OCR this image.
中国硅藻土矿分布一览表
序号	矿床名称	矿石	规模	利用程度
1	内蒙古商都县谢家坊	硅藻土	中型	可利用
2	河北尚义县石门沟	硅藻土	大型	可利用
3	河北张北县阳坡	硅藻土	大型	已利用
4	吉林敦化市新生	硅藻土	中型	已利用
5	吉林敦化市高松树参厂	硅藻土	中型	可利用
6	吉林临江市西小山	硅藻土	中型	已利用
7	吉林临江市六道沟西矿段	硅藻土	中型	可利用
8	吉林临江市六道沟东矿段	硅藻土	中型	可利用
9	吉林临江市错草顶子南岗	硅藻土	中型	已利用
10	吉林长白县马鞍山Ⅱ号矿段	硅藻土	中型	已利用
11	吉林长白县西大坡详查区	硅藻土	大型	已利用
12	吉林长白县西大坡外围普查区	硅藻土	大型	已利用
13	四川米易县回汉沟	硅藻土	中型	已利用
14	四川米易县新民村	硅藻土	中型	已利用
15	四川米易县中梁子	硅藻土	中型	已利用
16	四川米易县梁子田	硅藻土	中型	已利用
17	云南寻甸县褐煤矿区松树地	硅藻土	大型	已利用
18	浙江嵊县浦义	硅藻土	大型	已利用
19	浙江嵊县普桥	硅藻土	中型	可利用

----

-- Exercise prompt --
Write out all the lines again, exactly as they are.

-- Written reply --
OCR this image.
中国硅藻土矿分布一览表
序号	矿床名称	矿石	规模	利用程度
1	内蒙古商都县谢家坊	硅藻土	中型	可利用
2	河北尚义县石门沟	硅藻土	大型	可利用
3	河北张北县阳坡	硅藻土	大型	已利用
4	吉林敦化市新生	硅藻土	中型	已利用
5	吉林敦化市高松树参厂	硅藻土	中型	可利用
6	吉林临江市西小山	硅藻土	中型	已利用
7	吉林临江市六道沟西矿段	硅藻土	中型	可利用
8	吉林临江市六道沟东矿段	硅藻土	中型	可利用
9	吉林临江市错草顶子南岗	硅藻土	中型	已利用
10	吉林长白县马鞍山Ⅱ号矿段	硅藻土	中型	已利用
11	吉林长白县西大坡详查区	硅藻土	大型	已利用
12	吉林长白县西大坡外围普查区	硅藻土	大型	已利用
13	四川米易县回汉沟	硅藻土	中型	已利用
14	四川米易县新民村	硅藻土	中型	已利用
15	四川米易县中梁子	硅藻土	中型	已利用
16	四川米易县梁子田	硅藻土	中型	已利用
17	云南寻甸县褐煤矿区松树地	硅藻土	大型	已利用
18	浙江嵊县浦义	硅藻土	大型	已利用
19	浙江嵊县普桥	硅藻土	中型	可利用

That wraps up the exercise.